### Instructions to follow
The listing beneath should be written out in full, exactly as shown.
==== Records for the exercise
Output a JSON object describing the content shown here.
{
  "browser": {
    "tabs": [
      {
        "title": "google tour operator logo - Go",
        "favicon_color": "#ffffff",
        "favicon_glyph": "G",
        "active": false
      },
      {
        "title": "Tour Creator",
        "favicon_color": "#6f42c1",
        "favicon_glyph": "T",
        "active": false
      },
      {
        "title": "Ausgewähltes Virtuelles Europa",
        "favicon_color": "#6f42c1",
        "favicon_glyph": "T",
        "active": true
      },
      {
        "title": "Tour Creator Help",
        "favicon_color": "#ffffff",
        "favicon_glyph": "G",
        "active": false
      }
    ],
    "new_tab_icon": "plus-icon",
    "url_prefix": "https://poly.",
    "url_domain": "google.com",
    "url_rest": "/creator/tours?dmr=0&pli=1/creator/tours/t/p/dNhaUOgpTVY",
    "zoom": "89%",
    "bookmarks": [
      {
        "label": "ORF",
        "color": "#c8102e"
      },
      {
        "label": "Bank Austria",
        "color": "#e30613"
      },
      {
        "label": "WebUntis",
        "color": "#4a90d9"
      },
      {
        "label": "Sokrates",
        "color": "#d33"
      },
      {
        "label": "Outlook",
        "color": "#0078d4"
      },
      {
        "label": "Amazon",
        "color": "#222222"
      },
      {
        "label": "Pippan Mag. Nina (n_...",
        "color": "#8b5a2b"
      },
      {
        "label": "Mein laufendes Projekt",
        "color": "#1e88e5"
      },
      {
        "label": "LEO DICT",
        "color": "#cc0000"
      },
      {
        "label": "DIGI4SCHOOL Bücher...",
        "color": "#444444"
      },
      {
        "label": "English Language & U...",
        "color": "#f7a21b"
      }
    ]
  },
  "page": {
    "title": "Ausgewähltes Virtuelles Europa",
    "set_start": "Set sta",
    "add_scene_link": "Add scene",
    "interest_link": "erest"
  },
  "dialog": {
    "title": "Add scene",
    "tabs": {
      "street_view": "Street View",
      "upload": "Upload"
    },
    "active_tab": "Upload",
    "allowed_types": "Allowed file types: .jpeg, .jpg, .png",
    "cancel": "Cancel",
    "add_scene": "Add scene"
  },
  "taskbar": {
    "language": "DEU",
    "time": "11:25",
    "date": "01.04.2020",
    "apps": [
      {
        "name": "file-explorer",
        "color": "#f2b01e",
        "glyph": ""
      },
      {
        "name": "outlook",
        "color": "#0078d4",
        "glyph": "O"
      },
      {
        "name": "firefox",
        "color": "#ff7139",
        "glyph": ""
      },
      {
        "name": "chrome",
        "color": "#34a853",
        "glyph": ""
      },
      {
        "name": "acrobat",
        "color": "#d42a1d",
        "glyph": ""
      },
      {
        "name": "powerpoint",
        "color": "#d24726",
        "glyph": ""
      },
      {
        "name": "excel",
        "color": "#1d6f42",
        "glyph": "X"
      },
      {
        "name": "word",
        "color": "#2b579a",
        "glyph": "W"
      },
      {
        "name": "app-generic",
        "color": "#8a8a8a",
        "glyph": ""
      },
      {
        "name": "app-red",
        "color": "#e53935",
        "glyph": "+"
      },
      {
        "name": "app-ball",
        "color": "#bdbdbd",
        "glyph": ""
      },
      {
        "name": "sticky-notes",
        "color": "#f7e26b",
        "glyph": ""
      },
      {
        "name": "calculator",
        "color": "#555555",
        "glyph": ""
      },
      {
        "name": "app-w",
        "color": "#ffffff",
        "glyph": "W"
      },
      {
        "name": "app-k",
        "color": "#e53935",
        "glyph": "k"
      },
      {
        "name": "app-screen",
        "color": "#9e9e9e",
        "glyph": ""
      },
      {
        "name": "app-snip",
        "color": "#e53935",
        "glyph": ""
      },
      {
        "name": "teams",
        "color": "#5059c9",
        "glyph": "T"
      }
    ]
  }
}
========
### Written answer
Output a JSON object describing the content shown here.
{
  "browser": {
    "tabs": [
      {
        "title": "google tour operator logo - Go",
        "favicon_color": "#ffffff",
        "favicon_glyph": "G",
        "active": false
      },
      {
        "title": "Tour Creator",
        "favicon_color": "#6f42c1",
        "favicon_glyph": "T",
        "active": false
      },
      {
        "title": "Ausgewähltes Virtuelles Europa",
        "favicon_color": "#6f42c1",
        "favicon_glyph": "T",
        "active": true
      },
      {
        "title": "Tour Creator Help",
        "favicon_color": "#ffffff",
        "favicon_glyph": "G",
        "active": false
      }
    ],
    "new_tab_icon": "plus-icon",
    "url_prefix": "https://poly.",
    "url_domain": "google.com",
    "url_rest": "/creator/tours?dmr=0&pli=1/creator/tours/t/p/dNhaUOgpTVY",
    "zoom": "89%",
    "bookmarks": [
      {
        "label": "ORF",
        "color": "#c8102e"
      },
      {
        "label": "Bank Austria",
        "color": "#e30613"
      },
      {
        "label": "WebUntis",
        "color": "#4a90d9"
      },
      {
        "label": "Sokrates",
        "color": "#d33"
      },
      {
        "label": "Outlook",
        "color": "#0078d4"
      },
      {
        "label": "Amazon",
        "color": "#222222"
      },
      {
        "label": "Pippan Mag. Nina (n_...",
        "color": "#8b5a2b"
      },
      {
        "label": "Mein laufendes Projekt",
        "color": "#1e88e5"
      },
      {
        "label": "LEO DICT",
        "color": "#cc0000"
      },
      {
        "label": "DIGI4SCHOOL Bücher...",
        "color": "#444444"
      },
      {
        "label": "English Language & U...",
        "color": "#f7a21b"
      }
    ]
  },
  "page": {
    "title": "Ausgewähltes Virtuelles Europa",
    "set_start": "Set sta",
    "add_scene_link": "Add scene",
    "interest_link": "erest"
  },
  "dialog": {
    "title": "Add scene",
    "tabs": {
      "street_view": "Street View",
      "upload": "Upload"
    },
    "active_tab": "Upload",
    "allowed_types": "Allowed file types: .jpeg, .jpg, .png",
    "cancel": "Cancel",
    "add_scene": "Add scene"
  },
  "taskbar": {
    "language": "DEU",
    "time": "11:25",
    "date": "01.04.2020",
    "apps": [
      {
        "name": "file-explorer",
        "color": "#f2b01e",
        "glyph": ""
      },
      {
        "name": "outlook",
        "color": "#0078d4",
        "glyph": "O"
      },
      {
        "name": "firefox",
        "color": "#ff7139",
        "glyph": ""
      },
      {
        "name": "chrome",
        "color": "#34a853",
        "glyph": ""
      },
      {
        "name": "acrobat",
        "color": "#d42a1d",
        "glyph": ""
      },
      {
        "name": "powerpoint",
        "color": "#d24726",
        "glyph": ""
      },
      {
        "name": "excel",
        "color": "#1d6f42",
        "glyph": "X"
      },
      {
        "name": "word",
        "color": "#2b579a",
        "glyph": "W"
      },
      {
        "name": "app-generic",
        "color": "#8a8a8a",
        "glyph": ""
      },
      {
        "name": "app-red",
        "color": "#e53935",
        "glyph": "+"
      },
      {
        "name": "app-ball",
        "color": "#bdbdbd",
        "glyph": ""
      },
      {
        "name": "sticky-notes",
        "color": "#f7e26b",
        "glyph": ""
      },
      {
        "name": "calculator",
        "color": "#555555",
        "glyph": ""
      },
      {
        "name": "app-w",
        "color": "#ffffff",
        "glyph": "W"
      },
      {
        "name": "app-k",
        "color": "#e53935",
        "glyph": "k"
      },
      {
        "name": "app-screen",
        "color": "#9e9e9e",
        "glyph": ""
      },
      {
        "name": "app-snip",
        "color": "#e53935",
        "glyph": ""
      },
      {
        "name": "teams",
        "color": "#5059c9",
        "glyph": "T"
      }
    ]
  }
}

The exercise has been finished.